**Input records**.
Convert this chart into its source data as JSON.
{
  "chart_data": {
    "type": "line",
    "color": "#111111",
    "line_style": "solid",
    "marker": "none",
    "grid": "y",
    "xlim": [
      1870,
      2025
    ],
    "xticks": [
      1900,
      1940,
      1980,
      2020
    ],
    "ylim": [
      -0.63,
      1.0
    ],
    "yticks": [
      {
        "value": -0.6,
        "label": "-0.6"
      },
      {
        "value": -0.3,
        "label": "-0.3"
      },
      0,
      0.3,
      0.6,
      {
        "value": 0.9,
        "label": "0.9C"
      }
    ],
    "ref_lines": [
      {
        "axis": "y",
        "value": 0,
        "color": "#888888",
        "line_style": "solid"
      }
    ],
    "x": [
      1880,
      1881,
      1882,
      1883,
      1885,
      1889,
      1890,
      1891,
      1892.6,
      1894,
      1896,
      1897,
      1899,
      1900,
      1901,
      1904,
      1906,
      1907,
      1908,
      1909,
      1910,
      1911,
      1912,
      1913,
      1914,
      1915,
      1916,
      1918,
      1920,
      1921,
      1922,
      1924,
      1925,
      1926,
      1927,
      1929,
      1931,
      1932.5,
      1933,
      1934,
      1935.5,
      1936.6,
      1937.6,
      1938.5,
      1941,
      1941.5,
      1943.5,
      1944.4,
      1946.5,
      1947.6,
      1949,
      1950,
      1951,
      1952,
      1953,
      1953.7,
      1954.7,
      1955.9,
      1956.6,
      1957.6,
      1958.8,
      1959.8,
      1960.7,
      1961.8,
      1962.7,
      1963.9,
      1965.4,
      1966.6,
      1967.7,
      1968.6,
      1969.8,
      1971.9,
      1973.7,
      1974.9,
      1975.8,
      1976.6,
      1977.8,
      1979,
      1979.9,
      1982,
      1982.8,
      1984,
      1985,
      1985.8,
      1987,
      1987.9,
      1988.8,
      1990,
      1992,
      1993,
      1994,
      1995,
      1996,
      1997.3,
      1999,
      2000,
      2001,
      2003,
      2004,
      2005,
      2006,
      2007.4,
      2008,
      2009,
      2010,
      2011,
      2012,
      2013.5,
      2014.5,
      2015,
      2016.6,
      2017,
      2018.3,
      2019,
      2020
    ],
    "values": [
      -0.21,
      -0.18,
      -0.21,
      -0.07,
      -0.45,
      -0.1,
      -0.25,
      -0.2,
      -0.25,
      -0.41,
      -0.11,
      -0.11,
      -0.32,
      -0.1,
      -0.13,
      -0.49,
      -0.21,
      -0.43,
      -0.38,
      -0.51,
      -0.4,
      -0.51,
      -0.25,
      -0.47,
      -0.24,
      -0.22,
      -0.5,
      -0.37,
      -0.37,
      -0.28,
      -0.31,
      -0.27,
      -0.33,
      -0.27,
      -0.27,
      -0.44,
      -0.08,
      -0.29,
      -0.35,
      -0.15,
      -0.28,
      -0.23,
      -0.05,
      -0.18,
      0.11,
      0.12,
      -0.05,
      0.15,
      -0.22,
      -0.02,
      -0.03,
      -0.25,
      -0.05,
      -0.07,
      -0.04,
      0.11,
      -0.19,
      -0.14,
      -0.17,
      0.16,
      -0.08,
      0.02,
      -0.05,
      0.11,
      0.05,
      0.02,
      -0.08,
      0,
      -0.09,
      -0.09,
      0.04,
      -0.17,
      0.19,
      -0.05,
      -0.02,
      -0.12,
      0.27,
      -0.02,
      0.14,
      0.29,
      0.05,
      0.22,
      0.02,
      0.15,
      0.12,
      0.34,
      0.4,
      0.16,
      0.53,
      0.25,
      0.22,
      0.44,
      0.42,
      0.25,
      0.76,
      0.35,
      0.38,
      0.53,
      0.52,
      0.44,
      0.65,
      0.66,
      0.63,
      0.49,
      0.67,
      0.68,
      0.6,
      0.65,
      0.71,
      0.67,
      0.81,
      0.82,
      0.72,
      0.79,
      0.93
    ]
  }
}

**Exercise instructions**. Every record above needs to be repeated word for word.

**Response below**.
Convert this chart into its source data as JSON.
{
  "chart_data": {
    "type": "line",
    "color": "#111111",
    "line_style": "solid",
    "marker": "none",
    "grid": "y",
    "xlim": [
      1870,
      2025
    ],
    "xticks": [
      1900,
      1940,
      1980,
      2020
    ],
    "ylim": [
      -0.63,
      1.0
    ],
    "yticks": [
      {
        "value": -0.6,
        "label": "-0.6"
      },
      {
        "value": -0.3,
        "label": "-0.3"
      },
      0,
      0.3,
      0.6,
      {
        "value": 0.9,
        "label": "0.9C"
      }
    ],
    "ref_lines": [
      {
        "axis": "y",
        "value": 0,
        "color": "#888888",
        "line_style": "solid"
      }
    ],
    "x": [
      1880,
      1881,
      1882,
      1883,
      1885,
      1889,
      1890,
      1891,
      1892.6,
      1894,
      1896,
      1897,
      1899,
      1900,
      1901,
      1904,
      1906,
      1907,
      1908,
      1909,
      1910,
      1911,
      1912,
      1913,
      1914,
      1915,
      1916,
      1918,
      1920,
      1921,
      1922,
      1924,
      1925,
      1926,
      1927,
      1929,
      1931,
      1932.5,
      1933,
      1934,
      1935.5,
      1936.6,
      1937.6,
      1938.5,
      1941,
      1941.5,
      1943.5,
      1944.4,
      1946.5,
      1947.6,
      1949,
      1950,
      1951,
      1952,
      1953,
      1953.7,
      1954.7,
      1955.9,
      1956.6,
      1957.6,
      1958.8,
      1959.8,
      1960.7,
      1961.8,
      1962.7,
      1963.9,
      1965.4,
      1966.6,
      1967.7,
      1968.6,
      1969.8,
      1971.9,
      1973.7,
      1974.9,
      1975.8,
      1976.6,
      1977.8,
      1979,
      1979.9,
      1982,
      1982.8,
      1984,
      1985,
      1985.8,
      1987,
      1987.9,
      1988.8,
      1990,
      1992,
      1993,
      1994,
      1995,
      1996,
      1997.3,
      1999,
      2000,
      2001,
      2003,
      2004,
      2005,
      2006,
      2007.4,
      2008,
      2009,
      2010,
      2011,
      2012,
      2013.5,
      2014.5,
      2015,
      2016.6,
      2017,
      2018.3,
      2019,
      2020
    ],
    "values": [
      -0.21,
      -0.18,
      -0.21,
      -0.07,
      -0.45,
      -0.1,
      -0.25,
      -0.2,
      -0.25,
      -0.41,
      -0.11,
      -0.11,
      -0.32,
      -0.1,
      -0.13,
      -0.49,
      -0.21,
      -0.43,
      -0.38,
      -0.51,
      -0.4,
      -0.51,
      -0.25,
      -0.47,
      -0.24,
      -0.22,
      -0.5,
      -0.37,
      -0.37,
      -0.28,
      -0.31,
      -0.27,
      -0.33,
      -0.27,
      -0.27,
      -0.44,
      -0.08,
      -0.29,
      -0.35,
      -0.15,
      -0.28,
      -0.23,
      -0.05,
      -0.18,
      0.11,
      0.12,
      -0.05,
      0.15,
      -0.22,
      -0.02,
      -0.03,
      -0.25,
      -0.05,
      -0.07,
      -0.04,
      0.11,
      -0.19,
      -0.14,
      -0.17,
      0.16,
      -0.08,
      0.02,
      -0.05,
      0.11,
      0.05,
      0.02,
      -0.08,
      0,
      -0.09,
      -0.09,
      0.04,
      -0.17,
      0.19,
      -0.05,
      -0.02,
      -0.12,
      0.27,
      -0.02,
      0.14,
      0.29,
      0.05,
      0.22,
      0.02,
      0.15,
      0.12,
      0.34,
      0.4,
      0.16,
      0.53,
      0.25,
      0.22,
      0.44,
      0.42,
      0.25,
      0.76,
      0.35,
      0.38,
      0.53,
      0.52,
      0.44,
      0.65,
      0.66,
      0.63,
      0.49,
      0.67,
      0.68,
      0.6,
      0.65,
      0.71,
      0.67,
      0.81,
      0.82,
      0.72,
      0.79,
      0.93
    ]
  }
}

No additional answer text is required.